Reproduce word for word the section of the Railsea book review below, starting at "Railsea by China" and ending at "it ever since.".
** Begin Document **
Railsea by China
Mieville is a coming-of-age tale that takes its inspiration from Moby Dick and Treasure island and a whole universe of elements that he’s mixed
into a wildly imaginative story of a young man who has grown up in a world
bounded by railroads who discovers there’s something beyond and goes looking
for it to claim his destiny.
The hero of the book, a young man called Sham (Shamus Yes Ap
Soorap) has gone “to rail’ to hunt the moldywarpes, beasts who inhabit the
railsea and used for their fat and meat and fur. Apprenticed to the train’s
doctor, Sham is eager to hear the stories the railsailors tell and fascinated
by the train’s captain Abacat Naphi, a one-armed woman who lost her limb to a
wily white moldywarpe and has been searching for it ever since.
** End Document **
** Begin Extracted material **
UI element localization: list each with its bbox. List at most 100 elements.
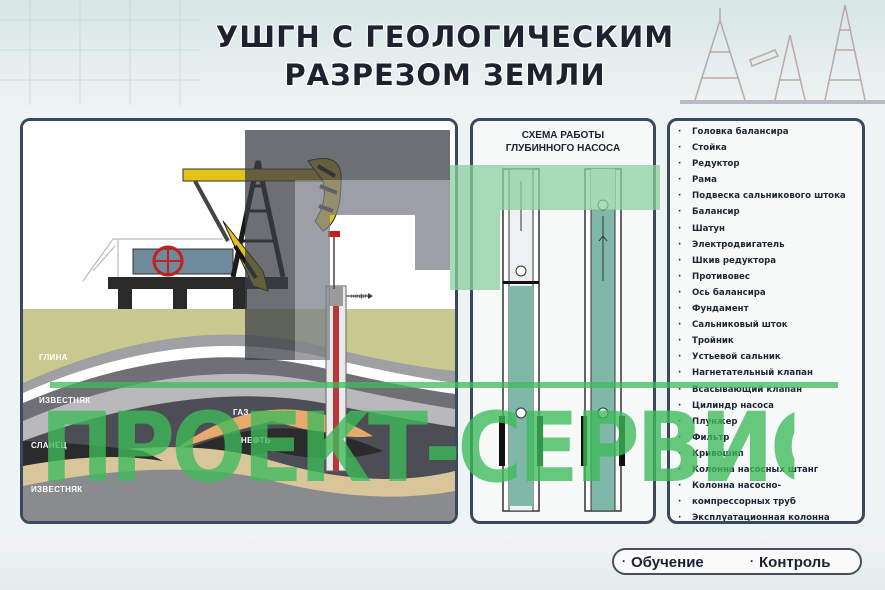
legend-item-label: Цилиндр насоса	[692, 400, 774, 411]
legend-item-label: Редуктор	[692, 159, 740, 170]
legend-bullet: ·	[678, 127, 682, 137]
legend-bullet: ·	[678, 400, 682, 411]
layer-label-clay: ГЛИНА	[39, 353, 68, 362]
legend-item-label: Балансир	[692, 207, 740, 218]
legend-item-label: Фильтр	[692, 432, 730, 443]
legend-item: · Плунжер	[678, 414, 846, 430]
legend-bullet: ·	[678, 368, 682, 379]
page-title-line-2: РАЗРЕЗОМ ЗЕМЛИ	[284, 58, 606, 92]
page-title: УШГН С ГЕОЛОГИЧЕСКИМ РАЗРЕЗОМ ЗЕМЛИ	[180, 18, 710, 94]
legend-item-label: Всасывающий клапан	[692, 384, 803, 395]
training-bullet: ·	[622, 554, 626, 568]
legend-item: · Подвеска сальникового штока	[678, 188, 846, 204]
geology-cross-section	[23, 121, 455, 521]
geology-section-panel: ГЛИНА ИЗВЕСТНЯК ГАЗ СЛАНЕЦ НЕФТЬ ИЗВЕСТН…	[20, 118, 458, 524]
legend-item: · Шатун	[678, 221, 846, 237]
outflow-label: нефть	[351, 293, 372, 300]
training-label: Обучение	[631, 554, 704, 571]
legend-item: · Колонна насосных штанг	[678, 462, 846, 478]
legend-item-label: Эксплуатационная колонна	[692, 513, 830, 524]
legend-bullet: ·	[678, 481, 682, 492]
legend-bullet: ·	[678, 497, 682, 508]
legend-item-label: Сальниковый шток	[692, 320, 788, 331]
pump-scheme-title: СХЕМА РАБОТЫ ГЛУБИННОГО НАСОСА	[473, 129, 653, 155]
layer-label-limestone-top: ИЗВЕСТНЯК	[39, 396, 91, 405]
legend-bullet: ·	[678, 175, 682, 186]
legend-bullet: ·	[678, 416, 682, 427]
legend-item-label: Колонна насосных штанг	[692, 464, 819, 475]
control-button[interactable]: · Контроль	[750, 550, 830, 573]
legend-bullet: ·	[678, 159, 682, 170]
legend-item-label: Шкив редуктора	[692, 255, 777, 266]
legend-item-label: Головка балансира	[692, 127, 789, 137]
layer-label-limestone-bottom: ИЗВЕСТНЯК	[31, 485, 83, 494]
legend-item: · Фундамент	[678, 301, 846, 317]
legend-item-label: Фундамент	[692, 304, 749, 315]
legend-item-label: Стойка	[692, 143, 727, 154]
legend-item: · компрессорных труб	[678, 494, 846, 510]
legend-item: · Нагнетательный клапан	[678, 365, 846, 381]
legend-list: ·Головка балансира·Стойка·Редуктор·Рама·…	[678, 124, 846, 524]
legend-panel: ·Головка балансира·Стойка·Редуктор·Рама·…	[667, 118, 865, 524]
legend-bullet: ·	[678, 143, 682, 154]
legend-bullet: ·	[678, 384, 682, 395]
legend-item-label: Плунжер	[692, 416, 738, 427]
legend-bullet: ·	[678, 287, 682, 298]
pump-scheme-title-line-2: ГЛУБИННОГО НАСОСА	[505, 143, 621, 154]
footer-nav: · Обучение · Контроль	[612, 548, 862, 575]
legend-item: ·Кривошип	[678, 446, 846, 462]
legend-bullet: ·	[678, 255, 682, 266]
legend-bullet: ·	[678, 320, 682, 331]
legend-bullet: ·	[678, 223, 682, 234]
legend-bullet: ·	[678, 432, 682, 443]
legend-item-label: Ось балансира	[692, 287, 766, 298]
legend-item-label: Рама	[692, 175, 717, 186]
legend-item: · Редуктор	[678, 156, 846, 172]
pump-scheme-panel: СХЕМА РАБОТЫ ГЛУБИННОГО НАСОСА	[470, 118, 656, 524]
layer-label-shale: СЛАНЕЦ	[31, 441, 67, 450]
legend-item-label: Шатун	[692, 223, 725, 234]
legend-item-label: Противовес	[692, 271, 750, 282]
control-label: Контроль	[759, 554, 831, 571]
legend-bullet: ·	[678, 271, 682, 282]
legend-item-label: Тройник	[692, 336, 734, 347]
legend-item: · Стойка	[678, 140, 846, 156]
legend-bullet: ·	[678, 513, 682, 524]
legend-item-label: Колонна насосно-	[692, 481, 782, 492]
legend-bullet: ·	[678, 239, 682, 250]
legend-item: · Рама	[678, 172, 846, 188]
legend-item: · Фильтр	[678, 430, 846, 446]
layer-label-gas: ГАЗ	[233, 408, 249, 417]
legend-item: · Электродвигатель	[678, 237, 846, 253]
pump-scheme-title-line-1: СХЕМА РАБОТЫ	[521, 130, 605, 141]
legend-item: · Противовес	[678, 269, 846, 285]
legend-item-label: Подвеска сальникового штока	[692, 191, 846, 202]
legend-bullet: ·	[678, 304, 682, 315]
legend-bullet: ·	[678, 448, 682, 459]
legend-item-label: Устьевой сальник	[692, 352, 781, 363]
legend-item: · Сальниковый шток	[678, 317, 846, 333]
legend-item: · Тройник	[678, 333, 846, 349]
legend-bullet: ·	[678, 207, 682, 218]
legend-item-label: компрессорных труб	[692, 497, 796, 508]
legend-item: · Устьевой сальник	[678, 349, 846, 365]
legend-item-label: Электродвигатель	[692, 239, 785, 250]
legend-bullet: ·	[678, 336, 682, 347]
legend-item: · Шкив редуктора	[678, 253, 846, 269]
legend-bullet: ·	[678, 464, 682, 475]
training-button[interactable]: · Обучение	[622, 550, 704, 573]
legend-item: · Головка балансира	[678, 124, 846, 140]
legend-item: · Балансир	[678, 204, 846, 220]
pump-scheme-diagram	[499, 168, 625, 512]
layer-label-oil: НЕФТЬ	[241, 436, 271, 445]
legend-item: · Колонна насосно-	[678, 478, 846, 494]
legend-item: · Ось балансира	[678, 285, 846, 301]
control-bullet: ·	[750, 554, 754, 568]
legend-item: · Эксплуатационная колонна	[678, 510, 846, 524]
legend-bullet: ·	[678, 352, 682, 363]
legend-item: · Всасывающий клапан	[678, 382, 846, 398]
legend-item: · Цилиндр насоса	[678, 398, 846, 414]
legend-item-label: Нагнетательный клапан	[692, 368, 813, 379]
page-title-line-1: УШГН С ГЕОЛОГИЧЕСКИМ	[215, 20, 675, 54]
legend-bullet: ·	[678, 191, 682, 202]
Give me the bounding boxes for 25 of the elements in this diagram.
** End Extracted material **
** Begin Extracted material **
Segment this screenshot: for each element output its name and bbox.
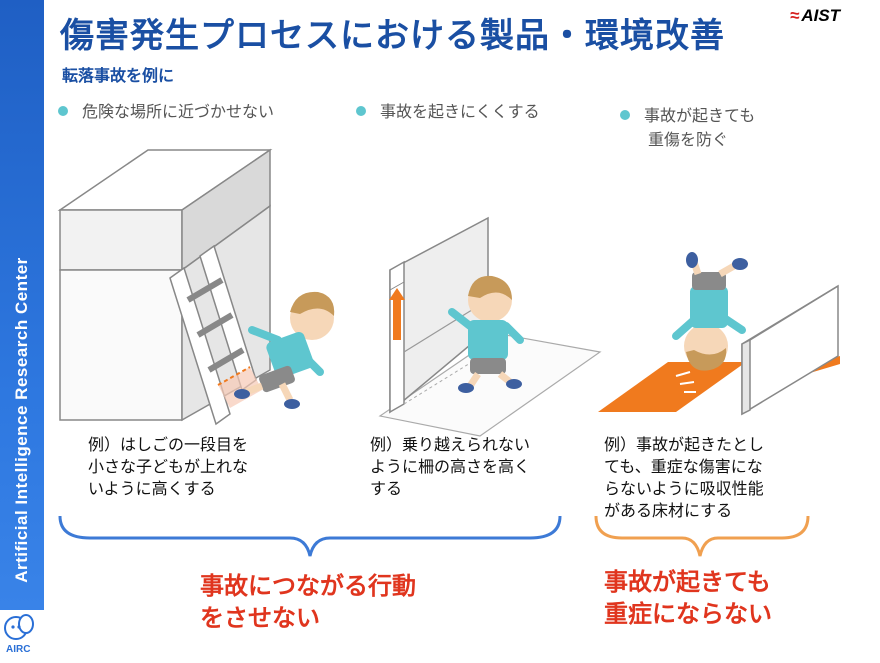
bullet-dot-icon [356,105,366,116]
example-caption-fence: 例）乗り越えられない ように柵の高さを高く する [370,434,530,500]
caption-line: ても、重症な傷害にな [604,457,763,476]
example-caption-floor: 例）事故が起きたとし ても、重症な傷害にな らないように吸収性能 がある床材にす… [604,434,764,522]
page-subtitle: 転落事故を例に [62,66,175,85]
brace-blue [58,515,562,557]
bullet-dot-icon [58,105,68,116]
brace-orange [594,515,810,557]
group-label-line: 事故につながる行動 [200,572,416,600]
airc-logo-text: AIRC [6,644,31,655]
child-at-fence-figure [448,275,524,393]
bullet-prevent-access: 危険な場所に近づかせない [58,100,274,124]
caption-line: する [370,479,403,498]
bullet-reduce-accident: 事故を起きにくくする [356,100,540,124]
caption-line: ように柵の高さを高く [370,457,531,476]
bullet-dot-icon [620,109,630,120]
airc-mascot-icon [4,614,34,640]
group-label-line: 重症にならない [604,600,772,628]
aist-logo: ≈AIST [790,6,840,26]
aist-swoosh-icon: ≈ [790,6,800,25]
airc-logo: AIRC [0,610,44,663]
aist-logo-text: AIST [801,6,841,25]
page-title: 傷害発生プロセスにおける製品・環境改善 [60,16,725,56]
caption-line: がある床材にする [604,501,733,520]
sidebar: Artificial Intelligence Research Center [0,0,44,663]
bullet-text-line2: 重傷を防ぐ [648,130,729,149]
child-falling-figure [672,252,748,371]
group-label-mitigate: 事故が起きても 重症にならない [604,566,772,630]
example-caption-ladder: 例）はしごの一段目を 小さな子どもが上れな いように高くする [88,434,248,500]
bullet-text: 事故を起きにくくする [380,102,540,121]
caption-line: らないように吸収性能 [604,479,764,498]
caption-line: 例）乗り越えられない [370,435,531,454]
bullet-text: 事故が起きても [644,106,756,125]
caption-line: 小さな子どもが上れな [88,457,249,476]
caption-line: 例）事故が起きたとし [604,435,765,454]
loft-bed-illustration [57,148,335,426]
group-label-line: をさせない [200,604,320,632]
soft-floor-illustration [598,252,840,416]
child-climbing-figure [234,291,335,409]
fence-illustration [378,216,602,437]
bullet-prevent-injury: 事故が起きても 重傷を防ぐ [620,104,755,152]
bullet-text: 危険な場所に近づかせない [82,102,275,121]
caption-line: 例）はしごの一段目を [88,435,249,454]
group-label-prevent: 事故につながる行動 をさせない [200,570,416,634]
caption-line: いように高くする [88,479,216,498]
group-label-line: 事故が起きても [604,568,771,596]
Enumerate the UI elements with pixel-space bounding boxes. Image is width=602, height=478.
** End Extracted material **
**Solution to this problem**
Railsea by China
Mieville is a coming-of-age tale that takes its inspiration from Moby Dick and Treasure island and a whole universe of elements that he’s mixed
into a wildly imaginative story of a young man who has grown up in a world
bounded by railroads who discovers there’s something beyond and goes looking
for it to claim his destiny.
The hero of the book, a young man called Sham (Shamus Yes Ap
Soorap) has gone “to rail’ to hunt the moldywarpes, beasts who inhabit the
railsea and used for their fat and meat and fur. Apprenticed to the train’s
doctor, Sham is eager to hear the stories the railsailors tell and fascinated
by the train’s captain Abacat Naphi, a one-armed woman who lost her limb to a
wily white moldywarpe and has been searching for it ever since.